* What is being asked
Find each line with the word "contar" and state how many there are, nothing more.

>>>

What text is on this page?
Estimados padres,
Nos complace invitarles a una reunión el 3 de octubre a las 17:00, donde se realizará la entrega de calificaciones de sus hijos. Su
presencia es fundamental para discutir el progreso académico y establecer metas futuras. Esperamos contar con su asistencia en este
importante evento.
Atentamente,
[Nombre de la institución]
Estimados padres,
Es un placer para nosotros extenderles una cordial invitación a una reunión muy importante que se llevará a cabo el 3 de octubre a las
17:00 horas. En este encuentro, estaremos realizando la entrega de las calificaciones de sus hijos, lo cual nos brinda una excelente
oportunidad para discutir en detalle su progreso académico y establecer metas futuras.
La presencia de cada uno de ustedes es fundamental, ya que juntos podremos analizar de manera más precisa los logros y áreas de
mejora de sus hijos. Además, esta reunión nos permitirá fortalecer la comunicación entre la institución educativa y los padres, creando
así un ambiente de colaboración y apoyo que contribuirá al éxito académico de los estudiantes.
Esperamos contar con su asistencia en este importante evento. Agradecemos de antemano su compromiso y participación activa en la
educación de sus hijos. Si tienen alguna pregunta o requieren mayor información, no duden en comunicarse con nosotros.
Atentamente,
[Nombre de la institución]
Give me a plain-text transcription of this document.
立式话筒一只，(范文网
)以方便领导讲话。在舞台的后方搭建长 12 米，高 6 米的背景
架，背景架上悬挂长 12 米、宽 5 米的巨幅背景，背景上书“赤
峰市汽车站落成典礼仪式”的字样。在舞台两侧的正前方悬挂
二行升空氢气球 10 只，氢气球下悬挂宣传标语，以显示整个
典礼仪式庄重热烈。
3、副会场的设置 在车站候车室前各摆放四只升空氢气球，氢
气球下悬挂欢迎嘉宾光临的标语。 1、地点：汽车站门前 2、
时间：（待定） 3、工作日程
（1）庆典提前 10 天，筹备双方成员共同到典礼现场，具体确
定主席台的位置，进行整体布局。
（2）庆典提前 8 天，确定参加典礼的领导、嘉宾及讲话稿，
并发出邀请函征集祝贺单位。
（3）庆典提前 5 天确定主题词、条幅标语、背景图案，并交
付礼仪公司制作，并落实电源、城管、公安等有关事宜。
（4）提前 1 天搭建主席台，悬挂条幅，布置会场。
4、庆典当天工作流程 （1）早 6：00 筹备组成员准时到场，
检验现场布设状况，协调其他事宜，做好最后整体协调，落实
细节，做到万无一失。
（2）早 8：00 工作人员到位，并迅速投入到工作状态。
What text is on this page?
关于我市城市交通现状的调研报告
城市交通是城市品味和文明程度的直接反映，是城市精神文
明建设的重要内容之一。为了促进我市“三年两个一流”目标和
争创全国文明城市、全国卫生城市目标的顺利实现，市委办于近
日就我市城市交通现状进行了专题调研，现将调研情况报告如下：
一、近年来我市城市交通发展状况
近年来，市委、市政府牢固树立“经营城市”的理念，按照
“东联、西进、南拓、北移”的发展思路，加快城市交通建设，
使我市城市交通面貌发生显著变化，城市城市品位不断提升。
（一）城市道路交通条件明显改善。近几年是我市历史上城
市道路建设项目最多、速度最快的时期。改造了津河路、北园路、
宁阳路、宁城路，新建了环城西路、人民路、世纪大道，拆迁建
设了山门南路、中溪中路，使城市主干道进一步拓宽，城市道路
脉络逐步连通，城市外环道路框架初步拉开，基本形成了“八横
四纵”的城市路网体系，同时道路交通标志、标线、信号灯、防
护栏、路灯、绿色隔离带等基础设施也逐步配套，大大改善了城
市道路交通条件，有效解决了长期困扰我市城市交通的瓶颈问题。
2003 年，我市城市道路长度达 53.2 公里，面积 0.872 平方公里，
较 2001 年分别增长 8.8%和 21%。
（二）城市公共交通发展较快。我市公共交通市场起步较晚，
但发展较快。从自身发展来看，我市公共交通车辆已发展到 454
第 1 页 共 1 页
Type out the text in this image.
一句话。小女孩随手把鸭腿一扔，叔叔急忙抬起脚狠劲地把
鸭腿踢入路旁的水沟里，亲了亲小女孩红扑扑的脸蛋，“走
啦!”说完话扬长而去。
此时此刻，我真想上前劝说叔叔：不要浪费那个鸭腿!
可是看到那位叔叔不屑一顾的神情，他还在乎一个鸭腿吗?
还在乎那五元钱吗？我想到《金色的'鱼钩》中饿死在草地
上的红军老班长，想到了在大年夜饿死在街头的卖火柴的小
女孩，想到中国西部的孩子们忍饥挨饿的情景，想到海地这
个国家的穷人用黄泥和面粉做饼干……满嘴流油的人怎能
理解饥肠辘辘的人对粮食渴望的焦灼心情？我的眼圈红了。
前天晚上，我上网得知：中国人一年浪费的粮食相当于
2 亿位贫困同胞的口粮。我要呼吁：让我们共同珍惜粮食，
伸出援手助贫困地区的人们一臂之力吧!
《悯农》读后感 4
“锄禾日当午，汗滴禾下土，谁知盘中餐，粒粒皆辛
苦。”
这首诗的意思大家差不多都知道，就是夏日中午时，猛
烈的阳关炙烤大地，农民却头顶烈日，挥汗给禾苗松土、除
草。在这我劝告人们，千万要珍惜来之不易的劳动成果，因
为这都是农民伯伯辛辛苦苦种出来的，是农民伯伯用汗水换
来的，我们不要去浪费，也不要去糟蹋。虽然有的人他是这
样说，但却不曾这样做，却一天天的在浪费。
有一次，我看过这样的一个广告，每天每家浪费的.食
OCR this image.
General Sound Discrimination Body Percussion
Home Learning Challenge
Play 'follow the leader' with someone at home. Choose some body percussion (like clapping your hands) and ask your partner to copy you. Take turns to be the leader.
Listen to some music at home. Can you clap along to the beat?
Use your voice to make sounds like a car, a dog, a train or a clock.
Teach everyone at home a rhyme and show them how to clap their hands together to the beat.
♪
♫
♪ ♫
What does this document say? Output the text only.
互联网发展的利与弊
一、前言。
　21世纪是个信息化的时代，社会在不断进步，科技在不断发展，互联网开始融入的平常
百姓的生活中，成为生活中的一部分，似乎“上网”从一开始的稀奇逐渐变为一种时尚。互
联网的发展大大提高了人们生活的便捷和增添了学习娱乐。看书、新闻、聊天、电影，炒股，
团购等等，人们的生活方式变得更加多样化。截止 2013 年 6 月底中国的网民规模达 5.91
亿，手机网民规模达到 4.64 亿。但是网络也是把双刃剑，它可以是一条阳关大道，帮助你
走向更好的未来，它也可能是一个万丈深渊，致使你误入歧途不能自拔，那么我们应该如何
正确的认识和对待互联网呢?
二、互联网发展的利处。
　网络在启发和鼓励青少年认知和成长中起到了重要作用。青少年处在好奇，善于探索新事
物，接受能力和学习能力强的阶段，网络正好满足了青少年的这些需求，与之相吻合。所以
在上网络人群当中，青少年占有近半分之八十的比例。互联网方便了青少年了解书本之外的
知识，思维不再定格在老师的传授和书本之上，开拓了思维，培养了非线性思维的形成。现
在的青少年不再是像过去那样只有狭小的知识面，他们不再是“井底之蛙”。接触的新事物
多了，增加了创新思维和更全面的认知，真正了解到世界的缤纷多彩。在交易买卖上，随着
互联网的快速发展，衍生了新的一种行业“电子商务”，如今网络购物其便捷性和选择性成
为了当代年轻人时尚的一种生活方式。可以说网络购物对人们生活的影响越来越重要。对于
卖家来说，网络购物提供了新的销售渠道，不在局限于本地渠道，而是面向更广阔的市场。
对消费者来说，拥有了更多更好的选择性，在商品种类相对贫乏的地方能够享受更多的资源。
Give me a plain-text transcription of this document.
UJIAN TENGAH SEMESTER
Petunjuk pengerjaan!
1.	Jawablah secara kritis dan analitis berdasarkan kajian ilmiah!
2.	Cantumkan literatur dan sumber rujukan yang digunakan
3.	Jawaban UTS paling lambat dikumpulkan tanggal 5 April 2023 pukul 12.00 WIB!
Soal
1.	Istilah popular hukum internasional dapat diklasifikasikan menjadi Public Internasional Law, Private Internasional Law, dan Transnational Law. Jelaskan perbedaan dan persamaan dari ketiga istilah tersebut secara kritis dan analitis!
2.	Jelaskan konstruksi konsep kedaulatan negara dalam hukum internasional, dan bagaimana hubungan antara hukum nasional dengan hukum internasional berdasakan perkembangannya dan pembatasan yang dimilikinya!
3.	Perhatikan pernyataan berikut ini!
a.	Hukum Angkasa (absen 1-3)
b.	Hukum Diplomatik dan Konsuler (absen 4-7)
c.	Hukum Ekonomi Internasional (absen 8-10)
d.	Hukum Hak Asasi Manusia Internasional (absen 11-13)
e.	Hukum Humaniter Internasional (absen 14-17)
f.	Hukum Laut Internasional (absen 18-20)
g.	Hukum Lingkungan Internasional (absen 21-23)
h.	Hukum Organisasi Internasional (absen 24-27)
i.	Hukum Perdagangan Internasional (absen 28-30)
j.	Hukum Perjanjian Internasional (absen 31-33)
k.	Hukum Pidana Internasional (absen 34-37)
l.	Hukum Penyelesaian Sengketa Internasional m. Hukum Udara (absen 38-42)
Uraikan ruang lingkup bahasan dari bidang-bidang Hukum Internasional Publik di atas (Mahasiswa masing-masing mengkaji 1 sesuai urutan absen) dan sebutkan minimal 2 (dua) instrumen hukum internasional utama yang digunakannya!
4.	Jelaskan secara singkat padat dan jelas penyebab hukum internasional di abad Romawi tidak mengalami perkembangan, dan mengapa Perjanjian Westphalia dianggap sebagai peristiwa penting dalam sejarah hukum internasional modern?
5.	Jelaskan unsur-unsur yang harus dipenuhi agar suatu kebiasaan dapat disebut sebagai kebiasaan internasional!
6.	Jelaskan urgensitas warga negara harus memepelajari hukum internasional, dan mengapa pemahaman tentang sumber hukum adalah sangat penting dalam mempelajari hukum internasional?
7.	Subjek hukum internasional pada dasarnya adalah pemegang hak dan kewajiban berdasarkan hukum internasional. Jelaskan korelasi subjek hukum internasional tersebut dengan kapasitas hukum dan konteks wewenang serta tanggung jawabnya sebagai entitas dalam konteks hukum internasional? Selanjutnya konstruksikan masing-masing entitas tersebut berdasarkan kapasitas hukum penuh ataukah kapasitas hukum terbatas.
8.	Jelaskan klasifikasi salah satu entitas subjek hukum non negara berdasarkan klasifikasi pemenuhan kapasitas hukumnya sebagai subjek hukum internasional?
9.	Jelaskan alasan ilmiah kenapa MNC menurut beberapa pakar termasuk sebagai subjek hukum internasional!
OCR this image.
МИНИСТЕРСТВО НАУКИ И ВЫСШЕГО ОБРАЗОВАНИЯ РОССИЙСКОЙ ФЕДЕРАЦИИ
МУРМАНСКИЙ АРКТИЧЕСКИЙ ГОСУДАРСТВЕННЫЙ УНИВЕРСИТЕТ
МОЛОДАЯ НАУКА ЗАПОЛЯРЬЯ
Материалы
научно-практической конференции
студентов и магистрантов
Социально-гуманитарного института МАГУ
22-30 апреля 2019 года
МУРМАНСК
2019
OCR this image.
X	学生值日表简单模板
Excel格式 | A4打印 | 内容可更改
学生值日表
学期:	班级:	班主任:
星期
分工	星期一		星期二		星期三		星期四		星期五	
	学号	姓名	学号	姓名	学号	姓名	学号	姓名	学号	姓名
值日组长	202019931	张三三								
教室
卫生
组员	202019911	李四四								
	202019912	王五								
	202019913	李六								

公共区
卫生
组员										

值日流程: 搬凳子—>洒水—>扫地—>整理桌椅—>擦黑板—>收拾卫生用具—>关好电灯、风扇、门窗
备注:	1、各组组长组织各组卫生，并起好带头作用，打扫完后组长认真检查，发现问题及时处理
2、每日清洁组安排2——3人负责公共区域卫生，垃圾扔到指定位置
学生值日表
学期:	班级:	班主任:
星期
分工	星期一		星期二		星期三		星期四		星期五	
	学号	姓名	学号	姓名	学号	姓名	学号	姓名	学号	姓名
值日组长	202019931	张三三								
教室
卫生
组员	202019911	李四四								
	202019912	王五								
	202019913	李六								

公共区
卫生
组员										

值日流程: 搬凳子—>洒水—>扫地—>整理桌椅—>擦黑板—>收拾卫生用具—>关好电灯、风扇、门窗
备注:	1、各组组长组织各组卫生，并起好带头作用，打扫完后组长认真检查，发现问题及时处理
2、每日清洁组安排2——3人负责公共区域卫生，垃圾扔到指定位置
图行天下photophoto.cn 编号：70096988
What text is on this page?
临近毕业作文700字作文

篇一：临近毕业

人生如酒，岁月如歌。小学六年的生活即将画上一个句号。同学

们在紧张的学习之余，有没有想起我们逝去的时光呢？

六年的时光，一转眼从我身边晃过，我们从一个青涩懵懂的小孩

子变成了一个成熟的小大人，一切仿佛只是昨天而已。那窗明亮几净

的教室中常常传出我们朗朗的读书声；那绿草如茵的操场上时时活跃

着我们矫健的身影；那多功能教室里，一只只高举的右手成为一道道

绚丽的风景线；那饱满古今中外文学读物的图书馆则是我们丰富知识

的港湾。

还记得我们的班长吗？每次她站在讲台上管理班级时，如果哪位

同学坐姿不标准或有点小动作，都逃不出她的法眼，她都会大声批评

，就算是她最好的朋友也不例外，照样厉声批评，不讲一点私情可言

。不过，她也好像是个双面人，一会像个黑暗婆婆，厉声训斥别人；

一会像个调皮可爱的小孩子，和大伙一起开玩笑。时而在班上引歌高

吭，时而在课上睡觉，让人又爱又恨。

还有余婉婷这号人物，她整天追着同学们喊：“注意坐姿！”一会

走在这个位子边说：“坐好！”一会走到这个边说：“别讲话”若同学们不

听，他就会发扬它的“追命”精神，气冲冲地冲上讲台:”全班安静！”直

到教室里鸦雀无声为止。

<<<

* Result below
2